**WRITTEN REQUEST:** Copy every line of the following data that includes the string "JSON".

Data entries

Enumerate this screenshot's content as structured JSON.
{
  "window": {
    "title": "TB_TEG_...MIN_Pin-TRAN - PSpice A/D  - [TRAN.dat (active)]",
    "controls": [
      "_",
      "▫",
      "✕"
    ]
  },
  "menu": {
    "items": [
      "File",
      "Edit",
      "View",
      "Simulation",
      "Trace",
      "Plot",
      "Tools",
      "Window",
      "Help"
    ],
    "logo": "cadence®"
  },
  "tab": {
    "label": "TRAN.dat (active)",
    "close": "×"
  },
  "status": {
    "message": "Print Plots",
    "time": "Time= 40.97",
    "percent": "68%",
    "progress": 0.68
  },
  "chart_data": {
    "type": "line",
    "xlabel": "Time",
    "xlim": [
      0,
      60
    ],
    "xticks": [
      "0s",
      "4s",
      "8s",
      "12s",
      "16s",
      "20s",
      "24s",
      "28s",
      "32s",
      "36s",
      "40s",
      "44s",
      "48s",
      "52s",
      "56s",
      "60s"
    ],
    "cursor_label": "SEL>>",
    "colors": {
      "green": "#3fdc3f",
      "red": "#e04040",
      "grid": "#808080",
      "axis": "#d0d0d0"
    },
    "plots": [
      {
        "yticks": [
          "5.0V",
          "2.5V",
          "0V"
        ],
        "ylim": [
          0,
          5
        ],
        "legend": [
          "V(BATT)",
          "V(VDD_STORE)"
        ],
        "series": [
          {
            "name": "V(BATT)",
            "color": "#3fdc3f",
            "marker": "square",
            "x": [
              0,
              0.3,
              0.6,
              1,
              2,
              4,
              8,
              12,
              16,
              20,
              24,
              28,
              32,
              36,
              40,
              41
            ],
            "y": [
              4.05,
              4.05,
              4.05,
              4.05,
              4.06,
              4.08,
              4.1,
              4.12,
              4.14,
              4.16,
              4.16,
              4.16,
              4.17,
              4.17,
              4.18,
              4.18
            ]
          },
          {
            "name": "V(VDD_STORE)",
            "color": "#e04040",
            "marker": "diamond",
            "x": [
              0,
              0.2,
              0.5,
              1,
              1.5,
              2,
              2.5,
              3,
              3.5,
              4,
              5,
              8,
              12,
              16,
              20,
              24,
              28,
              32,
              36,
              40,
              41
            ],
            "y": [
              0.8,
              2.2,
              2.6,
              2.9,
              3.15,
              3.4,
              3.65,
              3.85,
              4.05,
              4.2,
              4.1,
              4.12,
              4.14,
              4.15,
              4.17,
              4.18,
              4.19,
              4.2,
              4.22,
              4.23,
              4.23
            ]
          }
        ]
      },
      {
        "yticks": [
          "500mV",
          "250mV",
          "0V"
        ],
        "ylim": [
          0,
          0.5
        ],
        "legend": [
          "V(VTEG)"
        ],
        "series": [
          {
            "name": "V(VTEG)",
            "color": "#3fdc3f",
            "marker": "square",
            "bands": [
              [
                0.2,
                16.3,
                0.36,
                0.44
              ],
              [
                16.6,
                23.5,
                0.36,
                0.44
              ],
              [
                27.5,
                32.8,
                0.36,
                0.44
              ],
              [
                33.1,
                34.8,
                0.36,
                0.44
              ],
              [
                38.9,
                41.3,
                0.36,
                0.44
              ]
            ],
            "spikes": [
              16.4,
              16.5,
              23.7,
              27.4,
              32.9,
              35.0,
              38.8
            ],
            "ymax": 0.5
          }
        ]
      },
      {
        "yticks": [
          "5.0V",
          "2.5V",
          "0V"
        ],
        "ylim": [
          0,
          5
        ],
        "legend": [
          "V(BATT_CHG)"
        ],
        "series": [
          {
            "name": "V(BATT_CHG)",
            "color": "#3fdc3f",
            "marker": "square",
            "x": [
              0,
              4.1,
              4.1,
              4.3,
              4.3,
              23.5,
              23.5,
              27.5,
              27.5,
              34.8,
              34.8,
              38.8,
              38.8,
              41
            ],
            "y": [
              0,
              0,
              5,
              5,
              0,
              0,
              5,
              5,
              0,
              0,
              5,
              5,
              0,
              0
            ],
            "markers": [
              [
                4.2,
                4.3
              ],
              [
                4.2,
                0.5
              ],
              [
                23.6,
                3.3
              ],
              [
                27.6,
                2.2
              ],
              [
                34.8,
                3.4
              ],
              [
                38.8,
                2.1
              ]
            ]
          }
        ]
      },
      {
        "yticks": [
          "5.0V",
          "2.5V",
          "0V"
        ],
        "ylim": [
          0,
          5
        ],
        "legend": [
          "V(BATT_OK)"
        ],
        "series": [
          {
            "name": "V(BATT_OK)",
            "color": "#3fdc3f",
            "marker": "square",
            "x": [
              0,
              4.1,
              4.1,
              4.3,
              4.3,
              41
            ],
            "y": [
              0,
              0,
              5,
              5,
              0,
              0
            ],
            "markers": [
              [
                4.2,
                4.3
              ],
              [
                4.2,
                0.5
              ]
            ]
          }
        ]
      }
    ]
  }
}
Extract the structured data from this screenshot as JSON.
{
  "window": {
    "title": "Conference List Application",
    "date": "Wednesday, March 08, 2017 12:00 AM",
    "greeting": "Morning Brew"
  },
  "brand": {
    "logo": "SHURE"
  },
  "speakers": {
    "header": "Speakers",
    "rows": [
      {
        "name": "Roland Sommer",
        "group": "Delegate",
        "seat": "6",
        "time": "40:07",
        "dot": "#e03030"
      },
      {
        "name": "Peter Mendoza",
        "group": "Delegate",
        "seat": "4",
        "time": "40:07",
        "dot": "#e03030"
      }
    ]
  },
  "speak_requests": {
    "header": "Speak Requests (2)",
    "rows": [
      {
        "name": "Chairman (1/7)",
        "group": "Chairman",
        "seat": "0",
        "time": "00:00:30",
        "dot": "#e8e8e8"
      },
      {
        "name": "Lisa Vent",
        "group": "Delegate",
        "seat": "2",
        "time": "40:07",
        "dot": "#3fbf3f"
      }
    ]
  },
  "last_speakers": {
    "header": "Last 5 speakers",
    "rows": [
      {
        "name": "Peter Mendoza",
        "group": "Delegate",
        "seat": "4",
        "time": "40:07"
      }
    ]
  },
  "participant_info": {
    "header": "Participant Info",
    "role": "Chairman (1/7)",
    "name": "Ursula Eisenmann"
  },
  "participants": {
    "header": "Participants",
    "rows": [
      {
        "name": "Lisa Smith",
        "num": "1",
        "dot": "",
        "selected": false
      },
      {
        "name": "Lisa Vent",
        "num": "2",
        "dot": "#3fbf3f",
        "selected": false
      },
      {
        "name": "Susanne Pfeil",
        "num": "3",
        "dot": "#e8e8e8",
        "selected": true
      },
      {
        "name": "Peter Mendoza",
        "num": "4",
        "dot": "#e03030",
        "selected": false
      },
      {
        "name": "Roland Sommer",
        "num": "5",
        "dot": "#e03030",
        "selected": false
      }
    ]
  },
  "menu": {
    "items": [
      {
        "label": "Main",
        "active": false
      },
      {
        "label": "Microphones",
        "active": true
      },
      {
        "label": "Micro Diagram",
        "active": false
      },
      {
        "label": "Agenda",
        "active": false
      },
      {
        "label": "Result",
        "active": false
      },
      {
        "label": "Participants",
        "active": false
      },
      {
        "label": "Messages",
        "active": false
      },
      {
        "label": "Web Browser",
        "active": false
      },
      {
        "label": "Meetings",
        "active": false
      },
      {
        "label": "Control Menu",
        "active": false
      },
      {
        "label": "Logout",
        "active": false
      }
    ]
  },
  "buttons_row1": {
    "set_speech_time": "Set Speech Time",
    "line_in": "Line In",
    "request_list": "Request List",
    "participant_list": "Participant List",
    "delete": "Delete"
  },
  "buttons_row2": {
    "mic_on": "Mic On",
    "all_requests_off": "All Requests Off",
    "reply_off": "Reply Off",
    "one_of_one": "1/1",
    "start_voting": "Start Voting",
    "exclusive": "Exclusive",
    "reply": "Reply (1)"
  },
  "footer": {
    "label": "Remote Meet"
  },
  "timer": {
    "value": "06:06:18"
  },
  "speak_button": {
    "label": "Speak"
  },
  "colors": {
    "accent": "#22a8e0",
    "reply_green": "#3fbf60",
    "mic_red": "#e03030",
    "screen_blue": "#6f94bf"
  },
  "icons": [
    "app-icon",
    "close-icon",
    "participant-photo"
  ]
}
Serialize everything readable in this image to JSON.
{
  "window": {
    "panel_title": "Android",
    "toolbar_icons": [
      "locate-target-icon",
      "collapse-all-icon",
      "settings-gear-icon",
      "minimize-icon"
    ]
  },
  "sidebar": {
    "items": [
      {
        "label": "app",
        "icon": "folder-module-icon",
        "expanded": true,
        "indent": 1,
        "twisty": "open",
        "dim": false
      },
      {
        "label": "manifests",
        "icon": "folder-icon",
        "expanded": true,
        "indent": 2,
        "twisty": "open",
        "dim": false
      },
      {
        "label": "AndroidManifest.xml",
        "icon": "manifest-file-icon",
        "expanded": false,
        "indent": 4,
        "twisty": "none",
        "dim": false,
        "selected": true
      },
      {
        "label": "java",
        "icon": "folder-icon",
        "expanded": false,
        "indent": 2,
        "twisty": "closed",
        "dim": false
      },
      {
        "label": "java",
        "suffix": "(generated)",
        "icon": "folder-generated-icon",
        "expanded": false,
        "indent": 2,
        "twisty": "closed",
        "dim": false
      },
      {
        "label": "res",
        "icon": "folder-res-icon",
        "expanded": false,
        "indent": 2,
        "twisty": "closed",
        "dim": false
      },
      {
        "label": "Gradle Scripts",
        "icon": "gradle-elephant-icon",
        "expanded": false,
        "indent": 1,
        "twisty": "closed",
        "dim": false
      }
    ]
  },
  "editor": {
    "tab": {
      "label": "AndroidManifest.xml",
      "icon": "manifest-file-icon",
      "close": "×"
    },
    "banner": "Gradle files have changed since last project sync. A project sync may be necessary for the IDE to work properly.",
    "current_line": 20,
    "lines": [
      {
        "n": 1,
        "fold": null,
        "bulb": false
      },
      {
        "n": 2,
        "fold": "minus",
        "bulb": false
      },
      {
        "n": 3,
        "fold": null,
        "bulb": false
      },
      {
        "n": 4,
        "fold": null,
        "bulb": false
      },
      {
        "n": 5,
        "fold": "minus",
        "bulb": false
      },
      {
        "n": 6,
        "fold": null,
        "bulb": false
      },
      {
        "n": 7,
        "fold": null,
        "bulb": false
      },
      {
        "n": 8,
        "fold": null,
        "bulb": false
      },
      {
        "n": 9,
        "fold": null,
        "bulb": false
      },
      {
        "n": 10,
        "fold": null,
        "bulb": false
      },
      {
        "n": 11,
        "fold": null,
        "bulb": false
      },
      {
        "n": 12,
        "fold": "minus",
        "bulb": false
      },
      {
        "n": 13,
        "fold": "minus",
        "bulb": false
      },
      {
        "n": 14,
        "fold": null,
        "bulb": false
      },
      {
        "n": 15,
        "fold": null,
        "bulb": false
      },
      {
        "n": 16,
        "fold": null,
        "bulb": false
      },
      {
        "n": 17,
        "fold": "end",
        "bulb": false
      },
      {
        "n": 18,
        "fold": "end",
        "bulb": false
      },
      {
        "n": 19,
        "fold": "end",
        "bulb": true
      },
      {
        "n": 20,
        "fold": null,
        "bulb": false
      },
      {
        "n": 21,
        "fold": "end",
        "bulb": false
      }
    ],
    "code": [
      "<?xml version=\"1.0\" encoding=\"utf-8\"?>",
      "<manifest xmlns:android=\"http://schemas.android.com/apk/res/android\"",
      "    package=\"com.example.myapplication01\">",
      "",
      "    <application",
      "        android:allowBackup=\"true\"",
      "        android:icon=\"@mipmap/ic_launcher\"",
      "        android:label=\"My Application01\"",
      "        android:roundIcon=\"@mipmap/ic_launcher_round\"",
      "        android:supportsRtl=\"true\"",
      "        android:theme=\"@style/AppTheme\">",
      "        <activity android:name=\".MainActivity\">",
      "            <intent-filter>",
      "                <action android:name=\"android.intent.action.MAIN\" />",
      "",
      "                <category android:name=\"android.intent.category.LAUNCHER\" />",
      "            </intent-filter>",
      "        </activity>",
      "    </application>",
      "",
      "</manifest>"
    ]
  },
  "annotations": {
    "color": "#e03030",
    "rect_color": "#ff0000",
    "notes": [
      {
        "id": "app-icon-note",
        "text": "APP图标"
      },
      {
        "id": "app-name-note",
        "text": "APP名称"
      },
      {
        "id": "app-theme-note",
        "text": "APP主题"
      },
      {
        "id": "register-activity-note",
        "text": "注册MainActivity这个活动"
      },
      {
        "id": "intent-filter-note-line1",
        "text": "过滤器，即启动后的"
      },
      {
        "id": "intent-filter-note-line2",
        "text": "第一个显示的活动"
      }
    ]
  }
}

**RIGHT ANSWER:**
Enumerate this screenshot's content as structured JSON.
Extract the structured data from this screenshot as JSON.
Serialize everything readable in this image to JSON.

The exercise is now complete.